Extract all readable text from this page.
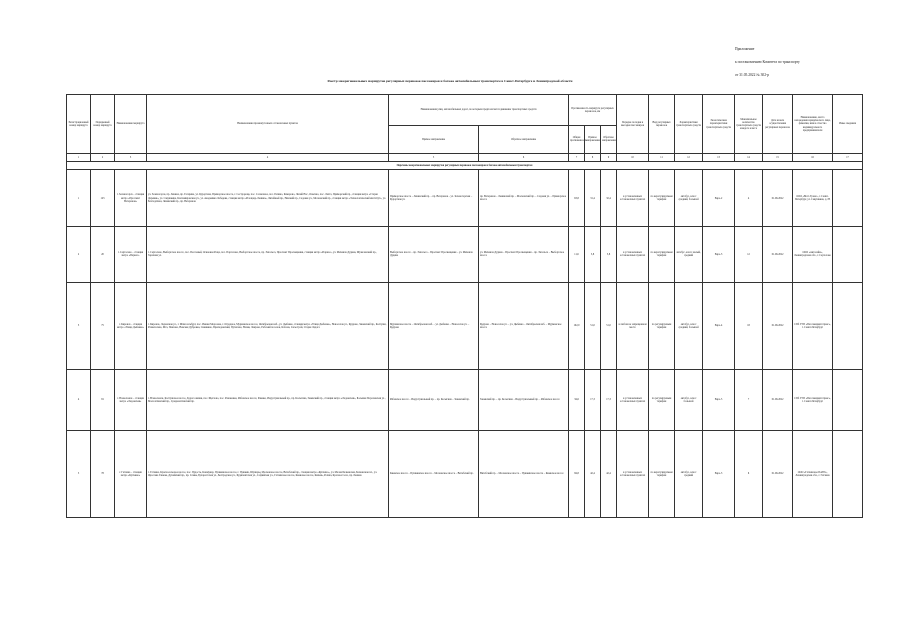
Приложение
к постановлению Комитета по транспорту
от 31.05.2022 № 302-р
Реестр межрегиональных маршрутов регулярных перевозок пассажиров и багажа автомобильным транспортом в Санкт-Петербурге и Ленинградской области
Регистрационный номер маршрута	Порядковый номер маршрута	Наименование маршрута	Наименования промежуточных остановочных пунктов	Наименования улиц, автомобильных дорог, по которым предполагается движение транспортных средств		Протяженность маршрута регулярных перевозок, км			Порядок посадки и высадки пассажиров	Вид регулярных перевозок	Характеристики транспортных средств	Экологические характеристики транспортных средств	Максимальное количество транспортных средств каждого класса	Дата начала осуществления регулярных перевозок	Наименование, место нахождения юридического лица, фамилия, имя и отчество индивидуального предпринимателя	Иные сведения
				Прямое направление	Обратное направление	Общая протяженность	Прямое направление	Обратное направление								
1	2	3	4	5	6	7	8	9	10	11	12	13	14	15	16	17
Перечень межрегиональных маршрутов регулярных перевозок пассажиров и багажа автомобильным транспортом																
1	123	г. Зеленогорск – станция метро «Проспект Ветеранов»	ул. Зеленогорск, пр. Ленина, пр. Гагарина, ул. Курортная, Приморское шоссе, г. Сестрорецк, пос. Солнечное, пос. Репино, Комарово, Лисий Нос, Ольгино, пос. Лахта, Приморский пр., станция метро «Старая Деревня», ул. Савушкина, Кантемировская ул., ул. Академика Лебедева, станция метро «Площадь Ленина», Литейный пр., Невский пр., Садовая ул., Московский пр., станция метро «Технологический институт», ул. Благодатная, Ленинский пр., пр. Ветеранов	Приморское шоссе – Ленинский пр. – пр. Ветеранов – ул. Зеленогорская – Курортная ул.	пр. Ветеранов – Ленинский пр. – Московский пр. – Садовая ул. – Приморское шоссе	63,8	31,4	32,4	в установленных остановочных пунктах	по нерегулируемым тарифам	автобус, класс средний, большой	Евро-2	4	01.06.2022	ООО «Вест-Транс», г. Санкт-Петербург, ул. Савушкина, д. 83	
2	20	г. Сертолово – станция метро «Парнас»	г. Сертолово, Выборгское шоссе, пос. Песочный, Осиновая Роща, пос. Парголово, Выборгское шоссе, пр. Энгельса, Проспект Просвещения, станция метро «Парнас», ул. Михаила Дудина, Шуваловский пр., Заречная ул.	Выборгское шоссе – пр. Энгельса – Проспект Просвещения – ул. Михаила Дудина	ул. Михаила Дудина – Проспект Просвещения – пр. Энгельса – Выборгское шоссе	11,6	5,8	5,8	в установленных остановочных пунктах	по нерегулируемым тарифам	автобус, класс малый, средний	Евро-3	12	01.06.2022	ООО «Автолайн», Ленинградская обл., г. Сертолово	
3	75	г. Кировск – станция метро «Улица Дыбенко»	г. Кировск, Ладожская ул., г. Шлиссельбург, пос. Имени Морозова, г. Отрадное, Мурманское шоссе, Октябрьская наб., ул. Дыбенко, станция метро «Улица Дыбенко», Новоселов ул., Кудрово, Заневский пр., Колтуши, Разметелево, Мга, Павлово, Невская Дубровка, Синявино, Приладожский, Путилово, Назия, Лаврово, Рабочий поселок, Кобона, Сясьстрой, Старая Ладога	Мурманское шоссе – Октябрьская наб. – ул. Дыбенко – Новоселов ул. – Кудрово	Кудрово – Новоселов ул. – ул. Дыбенко – Октябрьская наб. – Мурманское шоссе	102,0	51,0	51,0	в любом не запрещенном месте	по регулируемым тарифам	автобус, класс средний, большой	Евро-4	18	01.06.2022	СПб ГУП «Пассажиравтотранс», г. Санкт-Петербург	
4	81	г. Всеволожск – станция метро «Ладожская»	г. Всеволожск, Колтушское шоссе, Дорога жизни, пос. Щеглово, пос. Романовка, Рябовское шоссе, Ржевка, Индустриальный пр., пр. Косыгина, Заневский пр., станция метро «Ладожская», Большая Пороховская ул., Малоохтинский пр., Среднеохтинский пр.	Рябовское шоссе – Индустриальный пр. – пр. Косыгина – Заневский пр.	Заневский пр. – пр. Косыгина – Индустриальный пр. – Рябовское шоссе	34,6	17,3	17,3	в установленных остановочных пунктах	по регулируемым тарифам	автобус, класс большой	Евро-5	7	01.06.2022	СПб ГУП «Пассажиравтотранс», г. Санкт-Петербург	
5	78	г. Гатчина – станция метро «Купчино»	г. Гатчина, Красносельское шоссе, пос. Пудость, Коммунар, Пушкинское шоссе, г. Пушкин, Шушары, Московское шоссе, Витебский пр., станция метро «Купчино», ул. Малая Балканская, Балканская пл., ул. Ярослава Гашека, Дунайский пр., пр. Славы, Бухарестская ул., Белградская ул., Будапештская ул., Софийская ул., Гатчинское шоссе, Киевское шоссе, Кипень, Ропша, Красное Село, пр. Ленина	Киевское шоссе – Пушкинское шоссе – Московское шоссе – Витебский пр.	Витебский пр. – Московское шоссе – Пушкинское шоссе – Киевское шоссе	84,8	42,4	42,4	в установленных остановочных пунктах	по нерегулируемым тарифам	автобус, класс средний	Евро-3	6	01.06.2022	ООО «Гатчинское ПАТП», Ленинградская обл., г. Гатчина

☆ ☆ ☆

**What is required**
The records above should be reproduced exactly, with no pictures included.

**Answer below**
Extract all readable text from this page.
Приложение
к постановлению Комитета по транспорту
от 31.05.2022 № 302-р
Реестр межрегиональных маршрутов регулярных перевозок пассажиров и багажа автомобильным транспортом в Санкт-Петербурге и Ленинградской области
Регистрационный номер маршрута	Порядковый номер маршрута	Наименование маршрута	Наименования промежуточных остановочных пунктов	Наименования улиц, автомобильных дорог, по которым предполагается движение транспортных средств		Протяженность маршрута регулярных перевозок, км			Порядок посадки и высадки пассажиров	Вид регулярных перевозок	Характеристики транспортных средств	Экологические характеристики транспортных средств	Максимальное количество транспортных средств каждого класса	Дата начала осуществления регулярных перевозок	Наименование, место нахождения юридического лица, фамилия, имя и отчество индивидуального предпринимателя	Иные сведения
				Прямое направление	Обратное направление	Общая протяженность	Прямое направление	Обратное направление								
1	2	3	4	5	6	7	8	9	10	11	12	13	14	15	16	17
Перечень межрегиональных маршрутов регулярных перевозок пассажиров и багажа автомобильным транспортом																
1	123	г. Зеленогорск – станция метро «Проспект Ветеранов»	ул. Зеленогорск, пр. Ленина, пр. Гагарина, ул. Курортная, Приморское шоссе, г. Сестрорецк, пос. Солнечное, пос. Репино, Комарово, Лисий Нос, Ольгино, пос. Лахта, Приморский пр., станция метро «Старая Деревня», ул. Савушкина, Кантемировская ул., ул. Академика Лебедева, станция метро «Площадь Ленина», Литейный пр., Невский пр., Садовая ул., Московский пр., станция метро «Технологический институт», ул. Благодатная, Ленинский пр., пр. Ветеранов	Приморское шоссе – Ленинский пр. – пр. Ветеранов – ул. Зеленогорская – Курортная ул.	пр. Ветеранов – Ленинский пр. – Московский пр. – Садовая ул. – Приморское шоссе	63,8	31,4	32,4	в установленных остановочных пунктах	по нерегулируемым тарифам	автобус, класс средний, большой	Евро-2	4	01.06.2022	ООО «Вест-Транс», г. Санкт-Петербург, ул. Савушкина, д. 83	
2	20	г. Сертолово – станция метро «Парнас»	г. Сертолово, Выборгское шоссе, пос. Песочный, Осиновая Роща, пос. Парголово, Выборгское шоссе, пр. Энгельса, Проспект Просвещения, станция метро «Парнас», ул. Михаила Дудина, Шуваловский пр., Заречная ул.	Выборгское шоссе – пр. Энгельса – Проспект Просвещения – ул. Михаила Дудина	ул. Михаила Дудина – Проспект Просвещения – пр. Энгельса – Выборгское шоссе	11,6	5,8	5,8	в установленных остановочных пунктах	по нерегулируемым тарифам	автобус, класс малый, средний	Евро-3	12	01.06.2022	ООО «Автолайн», Ленинградская обл., г. Сертолово	
3	75	г. Кировск – станция метро «Улица Дыбенко»	г. Кировск, Ладожская ул., г. Шлиссельбург, пос. Имени Морозова, г. Отрадное, Мурманское шоссе, Октябрьская наб., ул. Дыбенко, станция метро «Улица Дыбенко», Новоселов ул., Кудрово, Заневский пр., Колтуши, Разметелево, Мга, Павлово, Невская Дубровка, Синявино, Приладожский, Путилово, Назия, Лаврово, Рабочий поселок, Кобона, Сясьстрой, Старая Ладога	Мурманское шоссе – Октябрьская наб. – ул. Дыбенко – Новоселов ул. – Кудрово	Кудрово – Новоселов ул. – ул. Дыбенко – Октябрьская наб. – Мурманское шоссе	102,0	51,0	51,0	в любом не запрещенном месте	по регулируемым тарифам	автобус, класс средний, большой	Евро-4	18	01.06.2022	СПб ГУП «Пассажиравтотранс», г. Санкт-Петербург	
4	81	г. Всеволожск – станция метро «Ладожская»	г. Всеволожск, Колтушское шоссе, Дорога жизни, пос. Щеглово, пос. Романовка, Рябовское шоссе, Ржевка, Индустриальный пр., пр. Косыгина, Заневский пр., станция метро «Ладожская», Большая Пороховская ул., Малоохтинский пр., Среднеохтинский пр.	Рябовское шоссе – Индустриальный пр. – пр. Косыгина – Заневский пр.	Заневский пр. – пр. Косыгина – Индустриальный пр. – Рябовское шоссе	34,6	17,3	17,3	в установленных остановочных пунктах	по регулируемым тарифам	автобус, класс большой	Евро-5	7	01.06.2022	СПб ГУП «Пассажиравтотранс», г. Санкт-Петербург	
5	78	г. Гатчина – станция метро «Купчино»	г. Гатчина, Красносельское шоссе, пос. Пудость, Коммунар, Пушкинское шоссе, г. Пушкин, Шушары, Московское шоссе, Витебский пр., станция метро «Купчино», ул. Малая Балканская, Балканская пл., ул. Ярослава Гашека, Дунайский пр., пр. Славы, Бухарестская ул., Белградская ул., Будапештская ул., Софийская ул., Гатчинское шоссе, Киевское шоссе, Кипень, Ропша, Красное Село, пр. Ленина	Киевское шоссе – Пушкинское шоссе – Московское шоссе – Витебский пр.	Витебский пр. – Московское шоссе – Пушкинское шоссе – Киевское шоссе	84,8	42,4	42,4	в установленных остановочных пунктах	по нерегулируемым тарифам	автобус, класс средний	Евро-3	6	01.06.2022	ООО «Гатчинское ПАТП», Ленинградская обл., г. Гатчина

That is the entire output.